* **TASK REQUIREMENTS**:
Write the material out again exactly as it stands.

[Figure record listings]
## BEGIN
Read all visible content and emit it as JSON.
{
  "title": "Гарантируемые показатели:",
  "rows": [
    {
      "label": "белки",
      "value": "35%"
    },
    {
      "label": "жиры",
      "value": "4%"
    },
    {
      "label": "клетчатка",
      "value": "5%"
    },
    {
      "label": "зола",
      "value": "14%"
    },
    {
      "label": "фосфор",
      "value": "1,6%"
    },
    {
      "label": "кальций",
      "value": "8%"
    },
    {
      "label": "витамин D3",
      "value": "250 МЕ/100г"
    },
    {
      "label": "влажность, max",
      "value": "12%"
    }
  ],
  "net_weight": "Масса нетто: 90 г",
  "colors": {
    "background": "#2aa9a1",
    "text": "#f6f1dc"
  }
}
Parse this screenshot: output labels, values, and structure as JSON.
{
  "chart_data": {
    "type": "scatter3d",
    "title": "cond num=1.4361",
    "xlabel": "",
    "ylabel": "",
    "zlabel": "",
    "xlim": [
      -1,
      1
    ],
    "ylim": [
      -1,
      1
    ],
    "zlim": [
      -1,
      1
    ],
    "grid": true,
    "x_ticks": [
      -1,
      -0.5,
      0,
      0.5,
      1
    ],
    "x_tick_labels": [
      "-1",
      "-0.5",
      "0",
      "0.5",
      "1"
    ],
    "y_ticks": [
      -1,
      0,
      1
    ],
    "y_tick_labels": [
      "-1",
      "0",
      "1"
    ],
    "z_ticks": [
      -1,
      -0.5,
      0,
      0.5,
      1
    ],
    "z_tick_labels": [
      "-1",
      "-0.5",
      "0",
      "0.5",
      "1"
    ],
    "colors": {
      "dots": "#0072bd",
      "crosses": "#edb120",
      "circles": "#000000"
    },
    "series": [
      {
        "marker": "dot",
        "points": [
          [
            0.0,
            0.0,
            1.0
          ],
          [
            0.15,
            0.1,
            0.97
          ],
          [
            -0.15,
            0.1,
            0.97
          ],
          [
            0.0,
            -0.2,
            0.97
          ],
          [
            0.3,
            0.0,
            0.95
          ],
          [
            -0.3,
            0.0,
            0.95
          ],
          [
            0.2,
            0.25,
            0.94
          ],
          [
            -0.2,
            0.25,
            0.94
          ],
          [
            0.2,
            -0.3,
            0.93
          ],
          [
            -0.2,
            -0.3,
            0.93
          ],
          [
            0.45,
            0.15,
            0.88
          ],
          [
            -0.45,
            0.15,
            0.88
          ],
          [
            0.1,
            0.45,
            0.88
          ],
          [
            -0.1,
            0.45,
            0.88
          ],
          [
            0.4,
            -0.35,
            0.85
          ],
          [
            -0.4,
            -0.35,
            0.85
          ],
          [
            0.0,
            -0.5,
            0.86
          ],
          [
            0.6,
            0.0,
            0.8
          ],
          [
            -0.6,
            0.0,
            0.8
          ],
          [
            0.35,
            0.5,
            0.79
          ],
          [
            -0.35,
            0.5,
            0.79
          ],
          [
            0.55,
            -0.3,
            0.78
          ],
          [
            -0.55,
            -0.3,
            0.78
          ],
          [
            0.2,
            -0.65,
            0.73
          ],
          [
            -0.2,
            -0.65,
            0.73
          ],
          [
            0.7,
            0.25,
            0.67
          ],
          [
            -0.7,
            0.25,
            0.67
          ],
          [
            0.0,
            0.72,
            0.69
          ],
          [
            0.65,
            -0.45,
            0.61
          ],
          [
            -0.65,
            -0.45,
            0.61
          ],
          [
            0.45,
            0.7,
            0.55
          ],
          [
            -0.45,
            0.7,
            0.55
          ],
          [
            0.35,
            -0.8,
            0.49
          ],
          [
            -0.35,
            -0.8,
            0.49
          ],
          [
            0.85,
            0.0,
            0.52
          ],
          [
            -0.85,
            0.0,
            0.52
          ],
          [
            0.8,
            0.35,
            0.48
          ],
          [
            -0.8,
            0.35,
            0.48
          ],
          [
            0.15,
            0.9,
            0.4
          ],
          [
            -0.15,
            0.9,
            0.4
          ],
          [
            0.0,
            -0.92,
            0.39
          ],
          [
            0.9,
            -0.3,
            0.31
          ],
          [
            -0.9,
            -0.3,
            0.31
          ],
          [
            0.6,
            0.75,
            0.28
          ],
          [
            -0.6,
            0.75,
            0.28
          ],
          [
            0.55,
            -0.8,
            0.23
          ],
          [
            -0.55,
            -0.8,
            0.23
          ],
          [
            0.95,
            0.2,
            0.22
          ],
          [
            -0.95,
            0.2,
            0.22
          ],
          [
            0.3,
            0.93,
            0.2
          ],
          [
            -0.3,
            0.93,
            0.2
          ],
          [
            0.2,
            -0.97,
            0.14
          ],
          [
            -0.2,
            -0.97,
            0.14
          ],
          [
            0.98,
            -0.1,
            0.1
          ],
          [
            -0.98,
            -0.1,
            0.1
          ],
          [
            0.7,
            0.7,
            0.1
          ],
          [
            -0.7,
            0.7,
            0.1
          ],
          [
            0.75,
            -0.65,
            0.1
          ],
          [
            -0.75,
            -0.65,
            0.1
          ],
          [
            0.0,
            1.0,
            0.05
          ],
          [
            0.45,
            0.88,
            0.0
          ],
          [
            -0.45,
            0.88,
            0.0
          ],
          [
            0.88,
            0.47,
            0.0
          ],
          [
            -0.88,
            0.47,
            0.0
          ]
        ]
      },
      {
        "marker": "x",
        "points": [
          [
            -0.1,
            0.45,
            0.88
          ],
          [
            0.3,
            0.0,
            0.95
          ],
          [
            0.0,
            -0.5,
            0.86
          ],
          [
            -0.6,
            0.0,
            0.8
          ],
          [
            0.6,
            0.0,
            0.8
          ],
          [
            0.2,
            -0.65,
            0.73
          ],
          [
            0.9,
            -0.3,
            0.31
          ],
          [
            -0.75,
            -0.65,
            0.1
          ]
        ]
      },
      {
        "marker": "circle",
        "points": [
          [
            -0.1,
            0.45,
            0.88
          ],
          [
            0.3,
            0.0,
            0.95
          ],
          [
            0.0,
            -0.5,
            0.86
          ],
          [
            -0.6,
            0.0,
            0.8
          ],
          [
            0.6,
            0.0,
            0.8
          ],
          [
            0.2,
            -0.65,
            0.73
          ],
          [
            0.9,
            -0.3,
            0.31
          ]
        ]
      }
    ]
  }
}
## END
* **SOLUTION FOR THIS PROBLEM**:
Read all visible content and emit it as JSON.
{
  "title": "Гарантируемые показатели:",
  "rows": [
    {
      "label": "белки",
      "value": "35%"
    },
    {
      "label": "жиры",
      "value": "4%"
    },
    {
      "label": "клетчатка",
      "value": "5%"
    },
    {
      "label": "зола",
      "value": "14%"
    },
    {
      "label": "фосфор",
      "value": "1,6%"
    },
    {
      "label": "кальций",
      "value": "8%"
    },
    {
      "label": "витамин D3",
      "value": "250 МЕ/100г"
    },
    {
      "label": "влажность, max",
      "value": "12%"
    }
  ],
  "net_weight": "Масса нетто: 90 г",
  "colors": {
    "background": "#2aa9a1",
    "text": "#f6f1dc"
  }
}
Parse this screenshot: output labels, values, and structure as JSON.
{
  "chart_data": {
    "type": "scatter3d",
    "title": "cond num=1.4361",
    "xlabel": "",
    "ylabel": "",
    "zlabel": "",
    "xlim": [
      -1,
      1
    ],
    "ylim": [
      -1,
      1
    ],
    "zlim": [
      -1,
      1
    ],
    "grid": true,
    "x_ticks": [
      -1,
      -0.5,
      0,
      0.5,
      1
    ],
    "x_tick_labels": [
      "-1",
      "-0.5",
      "0",
      "0.5",
      "1"
    ],
    "y_ticks": [
      -1,
      0,
      1
    ],
    "y_tick_labels": [
      "-1",
      "0",
      "1"
    ],
    "z_ticks": [
      -1,
      -0.5,
      0,
      0.5,
      1
    ],
    "z_tick_labels": [
      "-1",
      "-0.5",
      "0",
      "0.5",
      "1"
    ],
    "colors": {
      "dots": "#0072bd",
      "crosses": "#edb120",
      "circles": "#000000"
    },
    "series": [
      {
        "marker": "dot",
        "points": [
          [
            0.0,
            0.0,
            1.0
          ],
          [
            0.15,
            0.1,
            0.97
          ],
          [
            -0.15,
            0.1,
            0.97
          ],
          [
            0.0,
            -0.2,
            0.97
          ],
          [
            0.3,
            0.0,
            0.95
          ],
          [
            -0.3,
            0.0,
            0.95
          ],
          [
            0.2,
            0.25,
            0.94
          ],
          [
            -0.2,
            0.25,
            0.94
          ],
          [
            0.2,
            -0.3,
            0.93
          ],
          [
            -0.2,
            -0.3,
            0.93
          ],
          [
            0.45,
            0.15,
            0.88
          ],
          [
            -0.45,
            0.15,
            0.88
          ],
          [
            0.1,
            0.45,
            0.88
          ],
          [
            -0.1,
            0.45,
            0.88
          ],
          [
            0.4,
            -0.35,
            0.85
          ],
          [
            -0.4,
            -0.35,
            0.85
          ],
          [
            0.0,
            -0.5,
            0.86
          ],
          [
            0.6,
            0.0,
            0.8
          ],
          [
            -0.6,
            0.0,
            0.8
          ],
          [
            0.35,
            0.5,
            0.79
          ],
          [
            -0.35,
            0.5,
            0.79
          ],
          [
            0.55,
            -0.3,
            0.78
          ],
          [
            -0.55,
            -0.3,
            0.78
          ],
          [
            0.2,
            -0.65,
            0.73
          ],
          [
            -0.2,
            -0.65,
            0.73
          ],
          [
            0.7,
            0.25,
            0.67
          ],
          [
            -0.7,
            0.25,
            0.67
          ],
          [
            0.0,
            0.72,
            0.69
          ],
          [
            0.65,
            -0.45,
            0.61
          ],
          [
            -0.65,
            -0.45,
            0.61
          ],
          [
            0.45,
            0.7,
            0.55
          ],
          [
            -0.45,
            0.7,
            0.55
          ],
          [
            0.35,
            -0.8,
            0.49
          ],
          [
            -0.35,
            -0.8,
            0.49
          ],
          [
            0.85,
            0.0,
            0.52
          ],
          [
            -0.85,
            0.0,
            0.52
          ],
          [
            0.8,
            0.35,
            0.48
          ],
          [
            -0.8,
            0.35,
            0.48
          ],
          [
            0.15,
            0.9,
            0.4
          ],
          [
            -0.15,
            0.9,
            0.4
          ],
          [
            0.0,
            -0.92,
            0.39
          ],
          [
            0.9,
            -0.3,
            0.31
          ],
          [
            -0.9,
            -0.3,
            0.31
          ],
          [
            0.6,
            0.75,
            0.28
          ],
          [
            -0.6,
            0.75,
            0.28
          ],
          [
            0.55,
            -0.8,
            0.23
          ],
          [
            -0.55,
            -0.8,
            0.23
          ],
          [
            0.95,
            0.2,
            0.22
          ],
          [
            -0.95,
            0.2,
            0.22
          ],
          [
            0.3,
            0.93,
            0.2
          ],
          [
            -0.3,
            0.93,
            0.2
          ],
          [
            0.2,
            -0.97,
            0.14
          ],
          [
            -0.2,
            -0.97,
            0.14
          ],
          [
            0.98,
            -0.1,
            0.1
          ],
          [
            -0.98,
            -0.1,
            0.1
          ],
          [
            0.7,
            0.7,
            0.1
          ],
          [
            -0.7,
            0.7,
            0.1
          ],
          [
            0.75,
            -0.65,
            0.1
          ],
          [
            -0.75,
            -0.65,
            0.1
          ],
          [
            0.0,
            1.0,
            0.05
          ],
          [
            0.45,
            0.88,
            0.0
          ],
          [
            -0.45,
            0.88,
            0.0
          ],
          [
            0.88,
            0.47,
            0.0
          ],
          [
            -0.88,
            0.47,
            0.0
          ]
        ]
      },
      {
        "marker": "x",
        "points": [
          [
            -0.1,
            0.45,
            0.88
          ],
          [
            0.3,
            0.0,
            0.95
          ],
          [
            0.0,
            -0.5,
            0.86
          ],
          [
            -0.6,
            0.0,
            0.8
          ],
          [
            0.6,
            0.0,
            0.8
          ],
          [
            0.2,
            -0.65,
            0.73
          ],
          [
            0.9,
            -0.3,
            0.31
          ],
          [
            -0.75,
            -0.65,
            0.1
          ]
        ]
      },
      {
        "marker": "circle",
        "points": [
          [
            -0.1,
            0.45,
            0.88
          ],
          [
            0.3,
            0.0,
            0.95
          ],
          [
            0.0,
            -0.5,
            0.86
          ],
          [
            -0.6,
            0.0,
            0.8
          ],
          [
            0.6,
            0.0,
            0.8
          ],
          [
            0.2,
            -0.65,
            0.73
          ],
          [
            0.9,
            -0.3,
            0.31
          ]
        ]
      }
    ]
  }
}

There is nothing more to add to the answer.